EXERCISE REQUIREMENTS
Report the count of lines that carry the string "Abigail", and add nothing.

DATA EXCERPTS
---*---

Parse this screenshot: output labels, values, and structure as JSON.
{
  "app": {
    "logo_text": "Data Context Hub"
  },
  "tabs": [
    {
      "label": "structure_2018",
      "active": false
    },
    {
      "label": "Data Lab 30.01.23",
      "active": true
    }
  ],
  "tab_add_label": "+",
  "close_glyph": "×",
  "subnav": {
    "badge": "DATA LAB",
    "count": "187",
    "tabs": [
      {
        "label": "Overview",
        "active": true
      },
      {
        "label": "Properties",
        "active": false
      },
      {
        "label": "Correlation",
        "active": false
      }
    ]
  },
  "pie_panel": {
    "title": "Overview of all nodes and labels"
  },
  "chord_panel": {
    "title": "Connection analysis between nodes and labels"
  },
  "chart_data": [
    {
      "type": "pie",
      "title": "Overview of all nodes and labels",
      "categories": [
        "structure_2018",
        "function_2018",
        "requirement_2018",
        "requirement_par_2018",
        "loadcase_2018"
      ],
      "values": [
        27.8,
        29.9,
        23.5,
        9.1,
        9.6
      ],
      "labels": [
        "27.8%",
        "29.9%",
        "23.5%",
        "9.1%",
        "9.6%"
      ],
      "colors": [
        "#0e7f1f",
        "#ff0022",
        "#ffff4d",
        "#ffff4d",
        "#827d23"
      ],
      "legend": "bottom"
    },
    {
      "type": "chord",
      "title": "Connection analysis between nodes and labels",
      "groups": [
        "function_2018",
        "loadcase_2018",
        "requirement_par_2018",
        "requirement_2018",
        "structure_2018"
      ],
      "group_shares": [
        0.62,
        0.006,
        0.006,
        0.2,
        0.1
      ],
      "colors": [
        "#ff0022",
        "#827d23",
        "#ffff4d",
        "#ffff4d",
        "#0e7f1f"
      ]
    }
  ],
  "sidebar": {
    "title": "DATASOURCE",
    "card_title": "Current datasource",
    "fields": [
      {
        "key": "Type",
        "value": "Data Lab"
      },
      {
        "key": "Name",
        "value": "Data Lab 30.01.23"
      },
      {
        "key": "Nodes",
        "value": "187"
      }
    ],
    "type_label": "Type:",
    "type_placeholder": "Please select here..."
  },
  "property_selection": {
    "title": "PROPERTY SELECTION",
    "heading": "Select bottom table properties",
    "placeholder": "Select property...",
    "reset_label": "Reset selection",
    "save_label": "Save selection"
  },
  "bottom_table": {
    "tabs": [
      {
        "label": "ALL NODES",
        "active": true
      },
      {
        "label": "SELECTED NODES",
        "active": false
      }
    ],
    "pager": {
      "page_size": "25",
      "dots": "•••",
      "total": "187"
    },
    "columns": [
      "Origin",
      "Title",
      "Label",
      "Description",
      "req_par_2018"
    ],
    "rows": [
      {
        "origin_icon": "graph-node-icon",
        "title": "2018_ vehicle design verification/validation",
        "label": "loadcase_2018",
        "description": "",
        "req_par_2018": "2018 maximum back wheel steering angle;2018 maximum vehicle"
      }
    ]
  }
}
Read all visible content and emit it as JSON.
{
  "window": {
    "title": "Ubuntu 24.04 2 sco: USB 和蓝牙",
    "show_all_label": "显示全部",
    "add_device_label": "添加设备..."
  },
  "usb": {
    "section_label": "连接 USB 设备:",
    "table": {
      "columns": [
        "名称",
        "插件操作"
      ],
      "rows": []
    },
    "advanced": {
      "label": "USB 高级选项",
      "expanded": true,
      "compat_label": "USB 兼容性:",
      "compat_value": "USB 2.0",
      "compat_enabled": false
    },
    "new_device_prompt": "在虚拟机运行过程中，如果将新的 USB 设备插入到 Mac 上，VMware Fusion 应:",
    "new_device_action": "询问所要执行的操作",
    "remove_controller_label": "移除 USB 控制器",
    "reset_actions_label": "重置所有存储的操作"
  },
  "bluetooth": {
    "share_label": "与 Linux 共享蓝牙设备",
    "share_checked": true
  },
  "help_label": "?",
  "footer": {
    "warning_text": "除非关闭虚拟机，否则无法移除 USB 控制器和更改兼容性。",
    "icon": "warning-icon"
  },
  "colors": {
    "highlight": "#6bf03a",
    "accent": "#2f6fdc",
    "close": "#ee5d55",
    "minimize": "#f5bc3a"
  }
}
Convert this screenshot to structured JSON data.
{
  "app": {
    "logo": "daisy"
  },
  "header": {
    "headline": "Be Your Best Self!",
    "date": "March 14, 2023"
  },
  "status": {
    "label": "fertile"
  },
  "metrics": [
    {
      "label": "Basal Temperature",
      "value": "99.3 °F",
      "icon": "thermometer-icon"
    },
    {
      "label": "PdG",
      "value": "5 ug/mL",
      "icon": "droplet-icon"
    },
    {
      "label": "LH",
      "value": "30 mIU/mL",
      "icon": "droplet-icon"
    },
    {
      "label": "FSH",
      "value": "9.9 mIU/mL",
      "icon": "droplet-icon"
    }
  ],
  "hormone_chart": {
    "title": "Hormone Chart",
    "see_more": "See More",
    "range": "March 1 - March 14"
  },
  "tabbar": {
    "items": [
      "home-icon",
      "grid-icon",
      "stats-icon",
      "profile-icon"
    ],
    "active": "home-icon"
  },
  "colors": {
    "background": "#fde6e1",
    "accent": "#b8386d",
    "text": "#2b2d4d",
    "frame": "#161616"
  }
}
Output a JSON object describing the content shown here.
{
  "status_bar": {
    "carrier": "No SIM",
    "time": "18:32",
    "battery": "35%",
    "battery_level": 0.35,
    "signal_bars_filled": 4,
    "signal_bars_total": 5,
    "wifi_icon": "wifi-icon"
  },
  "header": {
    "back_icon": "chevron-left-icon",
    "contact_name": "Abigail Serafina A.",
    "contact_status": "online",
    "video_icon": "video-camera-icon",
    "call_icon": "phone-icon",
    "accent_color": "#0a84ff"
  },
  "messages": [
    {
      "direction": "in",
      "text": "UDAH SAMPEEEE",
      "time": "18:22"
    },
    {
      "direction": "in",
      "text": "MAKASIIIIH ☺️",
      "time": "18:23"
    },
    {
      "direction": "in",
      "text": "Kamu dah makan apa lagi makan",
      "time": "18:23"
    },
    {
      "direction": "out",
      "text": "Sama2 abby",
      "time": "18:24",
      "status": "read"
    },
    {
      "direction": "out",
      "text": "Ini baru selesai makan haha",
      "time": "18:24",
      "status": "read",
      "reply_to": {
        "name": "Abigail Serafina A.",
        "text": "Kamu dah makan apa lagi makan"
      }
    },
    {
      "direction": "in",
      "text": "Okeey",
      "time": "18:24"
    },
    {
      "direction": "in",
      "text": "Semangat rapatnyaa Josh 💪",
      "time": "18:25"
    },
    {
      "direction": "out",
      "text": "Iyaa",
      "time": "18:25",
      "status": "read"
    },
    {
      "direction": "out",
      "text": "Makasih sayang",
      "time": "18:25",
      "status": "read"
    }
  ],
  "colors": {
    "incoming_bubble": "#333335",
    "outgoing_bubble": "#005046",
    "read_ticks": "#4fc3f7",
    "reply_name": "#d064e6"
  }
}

---*---

FINAL ANSWER
2